Tarefas a resolver:
- a) Reescreva em forma de lista, de modo mais breve, o parágrafo do trecho sobre a Saúde Coletiva no Brasil que começa com "Em sua análise, Nísia destacou". Mantenha os fatos principais.
- b) Dê continuidade ao trecho sobre a Saúde Coletiva no Brasil, começando logo depois da última frase apresentada.

━━ Trecho selecionado

Por agendas em sintonia com a sociedade: Socióloga e organizadora de obras que investigam as ações de grandes médicos intérpretes da sociedade brasileira e da própria Abrasco, Nísia Trindade, pesquisadora da Casa de Oswaldo Cruz (COC/Fiocruz) e presidente da Fundação Oswaldo Cruz, trouxe em sua fala reflexões e apontamentos da agenda intelectual e política da Saúde Coletiva na história do Brasil.
Em sua análise, Nísia destacou que, enquanto muitos países da América Latina a área da educação foi responsável pelo processo de modernização dos Estados nacionais, no Brasil isso coube em grande parte à saúde e aos movimentos intelectuais da área desde a Primeira República. “É claro que quando falo isso não estou dizendo que havia um entendimento de um movimento sanitário nesta época, mas sim que a saúde era o centro de uma reforma do Estado brasileiro”, localizou a pesquisadora, seguindo na avaliação de um deslizamento das noções centrais defendidas pelo campo da saúde sobre seu papel na sociedade brasileira. “Se na Primeira República temos a tentativa de se questionar as marcas de uma forte exclusão, no pós 2ª Guerra, vemos a discussão entre saúde e desenvolvimento como questão central. Já os anos 50 e 60 foram palco de uma série de projetos colocados na discussão do preventivismo e que foram abortados pelos movimentos ditatoriais. […] É possível pensar em várias origens e caminhos na constituição do campo da Saúde Coletiva, pensar como passados possíveis que iluminam a interdependência do Brasil a processos mais amplos na América Latina e no mundo. O mais importante é localizar duas vocações presentes na origem do movimento, que convocou e convoca para si o campo da ciência e da política”.

━━━━
━━ Conteúdo dos dados

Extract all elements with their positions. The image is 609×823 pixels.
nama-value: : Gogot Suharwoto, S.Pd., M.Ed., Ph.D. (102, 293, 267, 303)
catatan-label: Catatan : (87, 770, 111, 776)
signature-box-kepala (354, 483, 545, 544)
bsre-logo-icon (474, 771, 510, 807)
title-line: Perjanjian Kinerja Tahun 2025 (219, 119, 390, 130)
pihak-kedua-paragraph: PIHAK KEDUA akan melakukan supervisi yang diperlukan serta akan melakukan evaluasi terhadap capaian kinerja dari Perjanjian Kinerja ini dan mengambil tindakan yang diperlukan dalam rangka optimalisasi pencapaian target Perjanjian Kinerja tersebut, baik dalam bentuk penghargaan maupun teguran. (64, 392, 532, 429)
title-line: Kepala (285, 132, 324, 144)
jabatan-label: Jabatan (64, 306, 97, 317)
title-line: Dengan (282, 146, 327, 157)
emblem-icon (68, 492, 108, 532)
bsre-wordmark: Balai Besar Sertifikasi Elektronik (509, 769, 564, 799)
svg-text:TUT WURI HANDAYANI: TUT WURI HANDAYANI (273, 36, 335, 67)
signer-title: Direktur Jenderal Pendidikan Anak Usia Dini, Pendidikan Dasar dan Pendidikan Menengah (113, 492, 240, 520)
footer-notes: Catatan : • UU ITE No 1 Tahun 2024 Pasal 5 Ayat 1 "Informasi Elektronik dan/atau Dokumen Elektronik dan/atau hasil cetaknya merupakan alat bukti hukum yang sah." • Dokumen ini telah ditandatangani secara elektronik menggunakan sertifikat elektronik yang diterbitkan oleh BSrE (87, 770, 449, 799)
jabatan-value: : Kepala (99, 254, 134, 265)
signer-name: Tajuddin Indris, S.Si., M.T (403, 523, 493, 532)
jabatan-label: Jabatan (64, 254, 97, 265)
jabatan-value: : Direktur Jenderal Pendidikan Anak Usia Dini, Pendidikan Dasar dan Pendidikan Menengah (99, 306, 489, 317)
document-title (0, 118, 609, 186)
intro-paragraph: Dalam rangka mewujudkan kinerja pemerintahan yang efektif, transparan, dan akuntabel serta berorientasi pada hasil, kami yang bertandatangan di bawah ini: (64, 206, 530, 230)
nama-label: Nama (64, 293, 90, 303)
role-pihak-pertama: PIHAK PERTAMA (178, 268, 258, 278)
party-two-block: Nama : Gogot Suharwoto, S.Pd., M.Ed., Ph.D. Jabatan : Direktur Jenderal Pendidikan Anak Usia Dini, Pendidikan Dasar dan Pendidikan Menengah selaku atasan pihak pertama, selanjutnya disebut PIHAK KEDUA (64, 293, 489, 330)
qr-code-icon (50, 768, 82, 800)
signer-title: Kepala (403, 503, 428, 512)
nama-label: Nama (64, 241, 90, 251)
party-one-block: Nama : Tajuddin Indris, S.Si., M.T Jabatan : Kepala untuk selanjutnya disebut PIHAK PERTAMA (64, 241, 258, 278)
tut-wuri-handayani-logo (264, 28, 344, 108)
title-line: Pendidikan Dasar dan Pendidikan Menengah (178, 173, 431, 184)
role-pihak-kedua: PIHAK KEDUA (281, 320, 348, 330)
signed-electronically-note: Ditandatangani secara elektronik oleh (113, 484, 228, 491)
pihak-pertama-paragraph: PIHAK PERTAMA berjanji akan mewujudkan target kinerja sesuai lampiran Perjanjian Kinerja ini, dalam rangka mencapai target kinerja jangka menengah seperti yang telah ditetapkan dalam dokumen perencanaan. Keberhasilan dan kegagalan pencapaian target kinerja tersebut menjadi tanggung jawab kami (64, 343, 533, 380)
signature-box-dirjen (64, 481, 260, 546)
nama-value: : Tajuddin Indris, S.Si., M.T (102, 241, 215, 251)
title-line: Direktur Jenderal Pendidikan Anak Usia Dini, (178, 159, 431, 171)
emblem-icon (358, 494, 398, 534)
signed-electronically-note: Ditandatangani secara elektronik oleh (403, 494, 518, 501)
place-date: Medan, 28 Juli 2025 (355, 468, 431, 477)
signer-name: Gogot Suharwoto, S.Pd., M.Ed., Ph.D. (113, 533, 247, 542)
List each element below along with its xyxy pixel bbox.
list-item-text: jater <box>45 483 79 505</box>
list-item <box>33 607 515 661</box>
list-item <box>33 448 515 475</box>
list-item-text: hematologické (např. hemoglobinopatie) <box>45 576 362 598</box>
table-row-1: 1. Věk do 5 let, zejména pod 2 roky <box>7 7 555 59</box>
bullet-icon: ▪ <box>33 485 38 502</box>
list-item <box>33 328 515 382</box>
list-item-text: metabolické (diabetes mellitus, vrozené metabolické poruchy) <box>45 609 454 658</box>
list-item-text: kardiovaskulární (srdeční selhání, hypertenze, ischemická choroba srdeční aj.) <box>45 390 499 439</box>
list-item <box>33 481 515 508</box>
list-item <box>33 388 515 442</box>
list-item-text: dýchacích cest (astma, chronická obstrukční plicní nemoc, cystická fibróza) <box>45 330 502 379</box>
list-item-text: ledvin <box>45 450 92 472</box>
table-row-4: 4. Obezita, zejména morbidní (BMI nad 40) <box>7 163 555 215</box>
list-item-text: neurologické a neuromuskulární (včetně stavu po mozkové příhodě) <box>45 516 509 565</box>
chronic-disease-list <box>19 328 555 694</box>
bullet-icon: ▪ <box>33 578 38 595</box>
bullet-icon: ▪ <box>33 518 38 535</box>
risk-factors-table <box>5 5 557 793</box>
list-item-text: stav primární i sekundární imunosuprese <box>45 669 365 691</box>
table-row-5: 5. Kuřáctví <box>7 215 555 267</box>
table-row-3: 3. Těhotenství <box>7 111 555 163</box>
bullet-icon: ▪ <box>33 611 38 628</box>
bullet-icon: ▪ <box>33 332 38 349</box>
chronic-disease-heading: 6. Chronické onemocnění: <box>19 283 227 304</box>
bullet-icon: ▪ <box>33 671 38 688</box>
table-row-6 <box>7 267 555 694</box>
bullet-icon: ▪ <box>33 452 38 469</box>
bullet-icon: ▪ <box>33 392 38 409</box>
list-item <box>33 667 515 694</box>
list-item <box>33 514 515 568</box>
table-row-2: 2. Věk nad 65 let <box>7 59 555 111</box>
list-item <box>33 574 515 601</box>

━━━━

Respostas das tarefas:
- a)
- Em muitos países da América Latina, a educação conduziu a modernização dos Estados nacionais. No Brasil, esse papel coube em grande parte à saúde e a seus movimentos intelectuais desde a Primeira República.
- Nísia ressalva que não havia então um movimento sanitário, mas que a saúde era o centro de uma reforma do Estado brasileiro.
- As noções centrais do campo da saúde sobre seu papel na sociedade mudaram ao longo do tempo:
  - na Primeira República, tentou-se questionar as marcas de uma forte exclusão;
  - no pós-2ª Guerra, a relação entre saúde e desenvolvimento foi a questão central;
  - nos anos 50 e 60, projetos ligados ao preventivismo foram abortados pelos movimentos ditatoriais.
- A Saúde Coletiva tem várias origens e caminhos possíveis, que mostram a interdependência do Brasil com processos mais amplos na América Latina e no mundo.
- O mais importante é localizar as duas vocações presentes na origem do movimento, que convocou e convoca para si o campo da ciência e da política.

- b)
Para Nísia, é importante fazer o balanço sobre como a Saúde Coletiva foi se constituindo, sobre o que estava na gênese de sua agenda e seus legados. “É importante pensar uma agenda em consonância com a CT&I e o SUS, de pensar como a saúde vai enfrentar a quarta revolução tecnológica, que traz os debates sobre o big data e a medicina personalizada, de refletir sobre o desafio da educação permanente na construção da identidade e, principalmente, na grande agenda que é a do direito social e da cidadania.
Ao fim, Nelsão reforçou a lembrança de Nísia ao potiguar Carlos Gentile de Melo – “Todos falavam de Medicina Social e visão integral do processo saúde-doença, mas ele foi além e dedicou-se ao estudo de uma saúde pública e suas relações privatistas no Estado com uma grande exigência e rigor de investigação consigo mesmo” – e da necessidade de a Saúde Coletiva não perder a visão da intersetorialidade. “O SUS e o movimento da Reforma Sanitária jamais farão o verão sozinhos”.